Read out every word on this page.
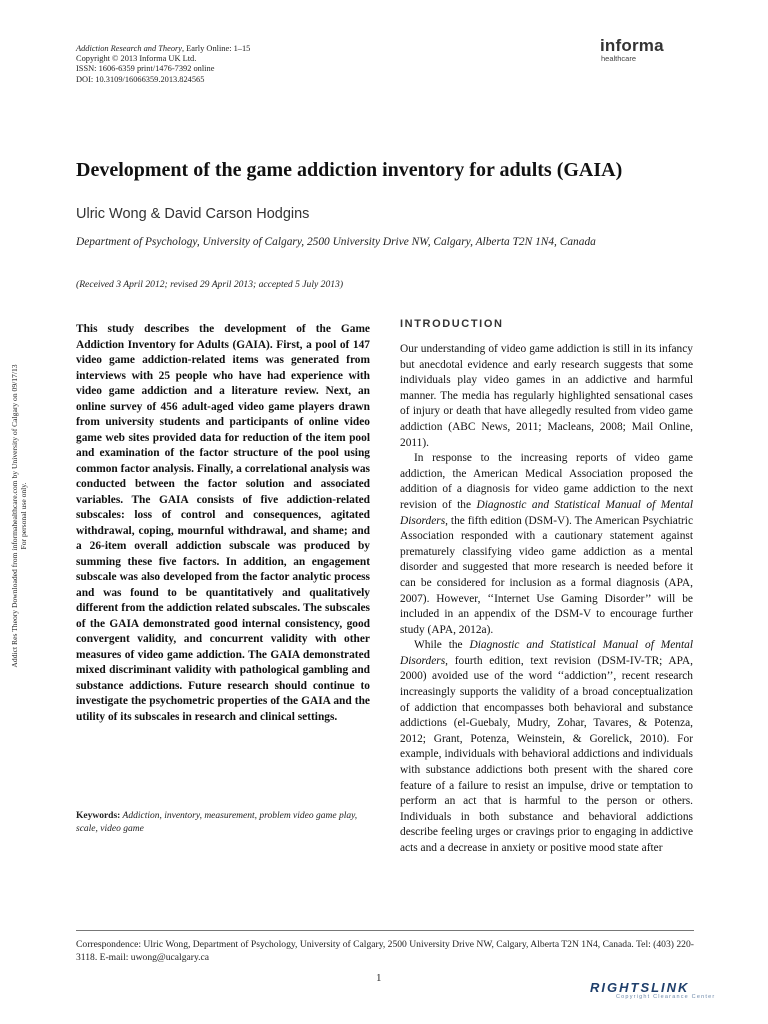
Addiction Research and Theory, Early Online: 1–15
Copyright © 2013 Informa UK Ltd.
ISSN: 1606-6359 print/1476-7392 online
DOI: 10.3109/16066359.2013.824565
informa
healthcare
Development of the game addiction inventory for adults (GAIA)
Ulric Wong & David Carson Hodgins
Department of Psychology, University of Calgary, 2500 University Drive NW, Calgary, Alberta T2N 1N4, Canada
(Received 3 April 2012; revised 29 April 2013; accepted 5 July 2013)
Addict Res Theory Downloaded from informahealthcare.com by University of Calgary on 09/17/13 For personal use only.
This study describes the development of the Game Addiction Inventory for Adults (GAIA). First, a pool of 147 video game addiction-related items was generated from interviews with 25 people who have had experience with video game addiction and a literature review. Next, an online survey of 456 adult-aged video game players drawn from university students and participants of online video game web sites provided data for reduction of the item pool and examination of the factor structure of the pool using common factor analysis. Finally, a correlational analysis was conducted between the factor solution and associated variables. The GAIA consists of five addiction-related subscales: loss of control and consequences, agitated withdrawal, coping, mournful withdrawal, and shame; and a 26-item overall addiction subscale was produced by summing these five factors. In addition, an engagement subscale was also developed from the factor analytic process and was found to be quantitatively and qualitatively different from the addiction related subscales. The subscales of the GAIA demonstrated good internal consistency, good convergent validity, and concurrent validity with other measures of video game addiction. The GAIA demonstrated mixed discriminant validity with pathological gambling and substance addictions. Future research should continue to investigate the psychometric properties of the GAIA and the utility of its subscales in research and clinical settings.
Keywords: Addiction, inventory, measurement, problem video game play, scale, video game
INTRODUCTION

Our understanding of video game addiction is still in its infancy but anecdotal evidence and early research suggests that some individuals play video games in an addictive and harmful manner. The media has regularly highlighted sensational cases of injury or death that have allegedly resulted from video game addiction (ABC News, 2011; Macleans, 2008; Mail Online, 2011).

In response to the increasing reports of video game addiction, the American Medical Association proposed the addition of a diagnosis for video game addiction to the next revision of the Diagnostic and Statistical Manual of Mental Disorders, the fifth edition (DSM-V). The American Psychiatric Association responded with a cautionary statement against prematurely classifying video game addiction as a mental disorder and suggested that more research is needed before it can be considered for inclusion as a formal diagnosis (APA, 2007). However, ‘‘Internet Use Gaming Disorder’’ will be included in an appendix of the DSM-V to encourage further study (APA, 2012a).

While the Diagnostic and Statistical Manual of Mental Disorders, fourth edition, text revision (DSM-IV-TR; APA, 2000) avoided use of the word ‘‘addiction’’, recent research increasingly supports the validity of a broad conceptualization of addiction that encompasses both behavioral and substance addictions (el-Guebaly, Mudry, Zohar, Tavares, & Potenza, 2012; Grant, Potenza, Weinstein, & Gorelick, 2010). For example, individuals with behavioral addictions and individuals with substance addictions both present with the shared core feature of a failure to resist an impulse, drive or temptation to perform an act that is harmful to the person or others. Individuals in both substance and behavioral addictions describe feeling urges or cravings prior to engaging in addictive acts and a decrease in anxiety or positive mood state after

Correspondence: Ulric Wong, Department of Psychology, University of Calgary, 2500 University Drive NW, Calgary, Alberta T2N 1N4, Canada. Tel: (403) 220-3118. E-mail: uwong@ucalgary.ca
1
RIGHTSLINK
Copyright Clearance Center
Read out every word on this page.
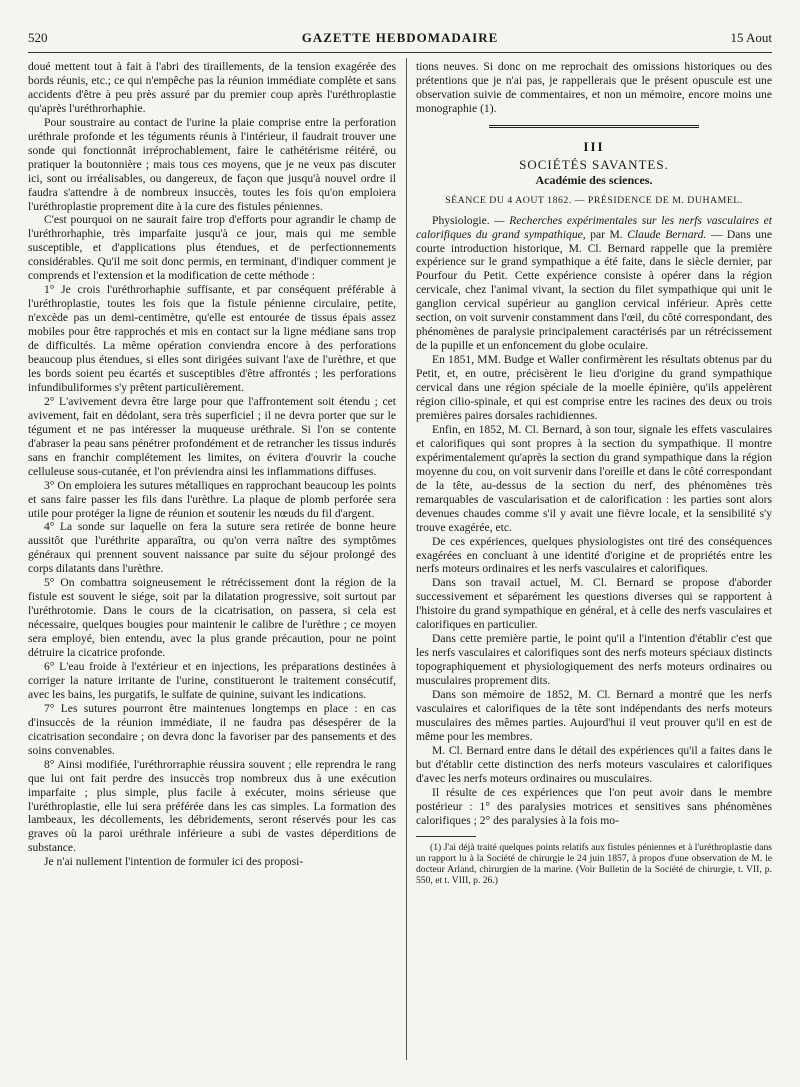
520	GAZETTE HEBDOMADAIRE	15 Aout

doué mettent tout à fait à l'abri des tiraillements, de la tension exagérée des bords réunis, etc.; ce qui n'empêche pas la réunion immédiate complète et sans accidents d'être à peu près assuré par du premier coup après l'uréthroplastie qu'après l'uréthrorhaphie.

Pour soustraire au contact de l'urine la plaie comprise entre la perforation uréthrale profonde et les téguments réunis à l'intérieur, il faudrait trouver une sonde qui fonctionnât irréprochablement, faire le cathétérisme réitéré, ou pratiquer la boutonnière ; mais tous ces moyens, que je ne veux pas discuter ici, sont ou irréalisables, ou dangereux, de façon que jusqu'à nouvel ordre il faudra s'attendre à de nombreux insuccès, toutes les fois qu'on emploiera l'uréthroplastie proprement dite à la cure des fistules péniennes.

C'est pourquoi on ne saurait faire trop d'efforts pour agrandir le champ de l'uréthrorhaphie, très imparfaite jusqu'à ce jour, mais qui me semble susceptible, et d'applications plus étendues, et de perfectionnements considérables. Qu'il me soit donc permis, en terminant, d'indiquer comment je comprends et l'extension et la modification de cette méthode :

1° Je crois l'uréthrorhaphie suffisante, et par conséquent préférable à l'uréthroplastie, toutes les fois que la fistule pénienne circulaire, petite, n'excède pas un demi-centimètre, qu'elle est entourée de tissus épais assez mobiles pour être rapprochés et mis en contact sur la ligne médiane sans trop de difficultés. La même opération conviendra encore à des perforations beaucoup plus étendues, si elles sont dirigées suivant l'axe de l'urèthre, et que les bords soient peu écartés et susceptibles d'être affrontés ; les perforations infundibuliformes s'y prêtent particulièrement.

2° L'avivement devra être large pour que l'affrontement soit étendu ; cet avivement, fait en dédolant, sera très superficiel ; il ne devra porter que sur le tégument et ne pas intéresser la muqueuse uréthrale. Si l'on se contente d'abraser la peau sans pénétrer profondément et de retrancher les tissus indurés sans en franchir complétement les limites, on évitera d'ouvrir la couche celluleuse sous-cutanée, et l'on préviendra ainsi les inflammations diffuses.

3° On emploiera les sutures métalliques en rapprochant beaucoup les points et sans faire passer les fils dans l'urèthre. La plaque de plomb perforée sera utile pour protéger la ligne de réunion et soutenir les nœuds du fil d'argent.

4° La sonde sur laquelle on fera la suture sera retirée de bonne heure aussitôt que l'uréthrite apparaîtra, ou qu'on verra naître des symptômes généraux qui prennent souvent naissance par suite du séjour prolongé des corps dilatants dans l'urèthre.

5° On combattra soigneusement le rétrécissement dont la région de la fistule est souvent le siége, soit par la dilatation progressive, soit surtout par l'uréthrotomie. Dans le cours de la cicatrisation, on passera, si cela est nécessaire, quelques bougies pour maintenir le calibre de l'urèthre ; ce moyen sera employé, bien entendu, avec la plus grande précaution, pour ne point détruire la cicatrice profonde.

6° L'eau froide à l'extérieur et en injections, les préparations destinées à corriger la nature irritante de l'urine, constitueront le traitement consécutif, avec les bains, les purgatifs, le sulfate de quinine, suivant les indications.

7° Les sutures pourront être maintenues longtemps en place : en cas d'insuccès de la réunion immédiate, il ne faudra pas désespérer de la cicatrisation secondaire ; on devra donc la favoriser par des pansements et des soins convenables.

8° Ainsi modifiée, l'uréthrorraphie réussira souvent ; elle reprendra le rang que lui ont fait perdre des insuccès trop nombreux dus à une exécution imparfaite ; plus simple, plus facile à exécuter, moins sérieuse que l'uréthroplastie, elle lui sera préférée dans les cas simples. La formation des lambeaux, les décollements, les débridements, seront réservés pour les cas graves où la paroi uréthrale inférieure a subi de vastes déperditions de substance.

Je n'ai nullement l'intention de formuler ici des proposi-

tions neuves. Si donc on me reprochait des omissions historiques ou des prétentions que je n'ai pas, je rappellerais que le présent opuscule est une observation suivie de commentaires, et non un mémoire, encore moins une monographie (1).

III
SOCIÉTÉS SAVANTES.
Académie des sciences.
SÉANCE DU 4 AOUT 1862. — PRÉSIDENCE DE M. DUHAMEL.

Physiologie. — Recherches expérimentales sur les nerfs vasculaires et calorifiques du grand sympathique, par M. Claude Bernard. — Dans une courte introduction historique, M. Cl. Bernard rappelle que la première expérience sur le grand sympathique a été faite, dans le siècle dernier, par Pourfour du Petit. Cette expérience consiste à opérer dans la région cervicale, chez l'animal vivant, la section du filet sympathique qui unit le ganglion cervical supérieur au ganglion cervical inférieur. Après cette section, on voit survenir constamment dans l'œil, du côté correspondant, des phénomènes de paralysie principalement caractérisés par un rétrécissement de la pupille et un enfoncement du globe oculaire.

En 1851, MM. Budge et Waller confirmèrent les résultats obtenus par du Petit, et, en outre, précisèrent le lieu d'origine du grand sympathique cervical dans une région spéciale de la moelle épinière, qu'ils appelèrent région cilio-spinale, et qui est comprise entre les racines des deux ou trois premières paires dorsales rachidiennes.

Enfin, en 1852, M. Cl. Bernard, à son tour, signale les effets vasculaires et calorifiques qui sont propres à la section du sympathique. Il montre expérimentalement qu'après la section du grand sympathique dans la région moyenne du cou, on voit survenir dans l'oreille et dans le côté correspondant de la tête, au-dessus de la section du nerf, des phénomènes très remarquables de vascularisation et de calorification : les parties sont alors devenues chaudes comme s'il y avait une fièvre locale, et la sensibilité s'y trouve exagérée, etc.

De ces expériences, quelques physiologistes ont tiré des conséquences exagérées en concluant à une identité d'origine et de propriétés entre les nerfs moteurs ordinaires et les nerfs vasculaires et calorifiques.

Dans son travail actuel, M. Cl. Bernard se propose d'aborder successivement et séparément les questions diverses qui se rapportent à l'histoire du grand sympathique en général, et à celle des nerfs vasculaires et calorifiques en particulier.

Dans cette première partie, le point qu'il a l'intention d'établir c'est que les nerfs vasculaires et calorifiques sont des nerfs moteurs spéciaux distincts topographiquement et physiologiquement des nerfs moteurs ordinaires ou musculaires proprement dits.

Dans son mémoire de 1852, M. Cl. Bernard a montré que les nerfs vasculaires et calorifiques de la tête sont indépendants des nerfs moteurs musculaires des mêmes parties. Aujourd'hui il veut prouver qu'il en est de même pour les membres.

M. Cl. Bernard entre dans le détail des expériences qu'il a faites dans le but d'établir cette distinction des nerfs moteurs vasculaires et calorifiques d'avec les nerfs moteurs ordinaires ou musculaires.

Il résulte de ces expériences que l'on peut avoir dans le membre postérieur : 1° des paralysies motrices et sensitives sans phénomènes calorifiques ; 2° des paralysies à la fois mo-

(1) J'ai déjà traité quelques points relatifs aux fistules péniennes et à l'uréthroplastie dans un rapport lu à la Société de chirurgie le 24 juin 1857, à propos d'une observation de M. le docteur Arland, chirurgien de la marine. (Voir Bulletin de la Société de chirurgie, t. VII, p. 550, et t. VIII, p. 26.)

◆ ◆ ◆ ◆ ◆

Exercise requirements.
Find every line that has "Canada" in it, then return those lines.

Final result.
Department of Psychology, University of Calgary, 2500 University Drive NW, Calgary, Alberta T2N 1N4, Canada
Correspondence: Ulric Wong, Department of Psychology, University of Calgary, 2500 University Drive NW, Calgary, Alberta T2N 1N4, Canada. Tel: (403) 220-3118. E-mail: uwong@ucalgary.ca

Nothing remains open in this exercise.